◆ AIM
Quote the listing below in its entirety.

++++ EXERCISE DATA ++++

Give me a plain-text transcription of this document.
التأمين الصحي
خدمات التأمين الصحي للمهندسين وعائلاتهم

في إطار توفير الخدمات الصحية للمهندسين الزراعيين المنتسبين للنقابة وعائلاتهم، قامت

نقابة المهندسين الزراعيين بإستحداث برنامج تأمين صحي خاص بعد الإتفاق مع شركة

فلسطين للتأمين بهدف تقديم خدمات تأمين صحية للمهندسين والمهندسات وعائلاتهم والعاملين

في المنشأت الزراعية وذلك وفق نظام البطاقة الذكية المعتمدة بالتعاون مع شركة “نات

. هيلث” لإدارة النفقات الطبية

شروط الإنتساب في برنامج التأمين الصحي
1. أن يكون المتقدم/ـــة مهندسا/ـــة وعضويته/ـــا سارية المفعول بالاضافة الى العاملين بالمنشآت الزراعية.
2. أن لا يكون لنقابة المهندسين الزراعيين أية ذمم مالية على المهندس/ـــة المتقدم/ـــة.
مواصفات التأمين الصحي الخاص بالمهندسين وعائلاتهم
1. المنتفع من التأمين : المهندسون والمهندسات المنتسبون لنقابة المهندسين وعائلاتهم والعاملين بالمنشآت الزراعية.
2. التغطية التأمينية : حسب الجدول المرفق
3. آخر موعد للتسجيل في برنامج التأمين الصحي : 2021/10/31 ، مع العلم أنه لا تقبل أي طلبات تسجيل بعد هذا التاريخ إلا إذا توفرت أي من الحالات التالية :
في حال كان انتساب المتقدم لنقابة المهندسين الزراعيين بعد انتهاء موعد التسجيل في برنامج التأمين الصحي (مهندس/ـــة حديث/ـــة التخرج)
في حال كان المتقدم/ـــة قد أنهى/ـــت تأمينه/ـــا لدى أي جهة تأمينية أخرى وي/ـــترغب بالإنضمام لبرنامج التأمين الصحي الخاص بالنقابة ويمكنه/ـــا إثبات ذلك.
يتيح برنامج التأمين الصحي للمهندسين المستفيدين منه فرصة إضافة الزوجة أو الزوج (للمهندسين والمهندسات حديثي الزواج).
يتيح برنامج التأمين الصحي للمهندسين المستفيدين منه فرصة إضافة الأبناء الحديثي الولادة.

++++

◆ SOLUTION TO THIS EXERCISE
Give me a plain-text transcription of this document.
التأمين الصحي
خدمات التأمين الصحي للمهندسين وعائلاتهم

في إطار توفير الخدمات الصحية للمهندسين الزراعيين المنتسبين للنقابة وعائلاتهم، قامت

نقابة المهندسين الزراعيين بإستحداث برنامج تأمين صحي خاص بعد الإتفاق مع شركة

فلسطين للتأمين بهدف تقديم خدمات تأمين صحية للمهندسين والمهندسات وعائلاتهم والعاملين

في المنشأت الزراعية وذلك وفق نظام البطاقة الذكية المعتمدة بالتعاون مع شركة “نات

. هيلث” لإدارة النفقات الطبية

شروط الإنتساب في برنامج التأمين الصحي
1. أن يكون المتقدم/ـــة مهندسا/ـــة وعضويته/ـــا سارية المفعول بالاضافة الى العاملين بالمنشآت الزراعية.
2. أن لا يكون لنقابة المهندسين الزراعيين أية ذمم مالية على المهندس/ـــة المتقدم/ـــة.
مواصفات التأمين الصحي الخاص بالمهندسين وعائلاتهم
1. المنتفع من التأمين : المهندسون والمهندسات المنتسبون لنقابة المهندسين وعائلاتهم والعاملين بالمنشآت الزراعية.
2. التغطية التأمينية : حسب الجدول المرفق
3. آخر موعد للتسجيل في برنامج التأمين الصحي : 2021/10/31 ، مع العلم أنه لا تقبل أي طلبات تسجيل بعد هذا التاريخ إلا إذا توفرت أي من الحالات التالية :
في حال كان انتساب المتقدم لنقابة المهندسين الزراعيين بعد انتهاء موعد التسجيل في برنامج التأمين الصحي (مهندس/ـــة حديث/ـــة التخرج)
في حال كان المتقدم/ـــة قد أنهى/ـــت تأمينه/ـــا لدى أي جهة تأمينية أخرى وي/ـــترغب بالإنضمام لبرنامج التأمين الصحي الخاص بالنقابة ويمكنه/ـــا إثبات ذلك.
يتيح برنامج التأمين الصحي للمهندسين المستفيدين منه فرصة إضافة الزوجة أو الزوج (للمهندسين والمهندسات حديثي الزواج).
يتيح برنامج التأمين الصحي للمهندسين المستفيدين منه فرصة إضافة الأبناء الحديثي الولادة.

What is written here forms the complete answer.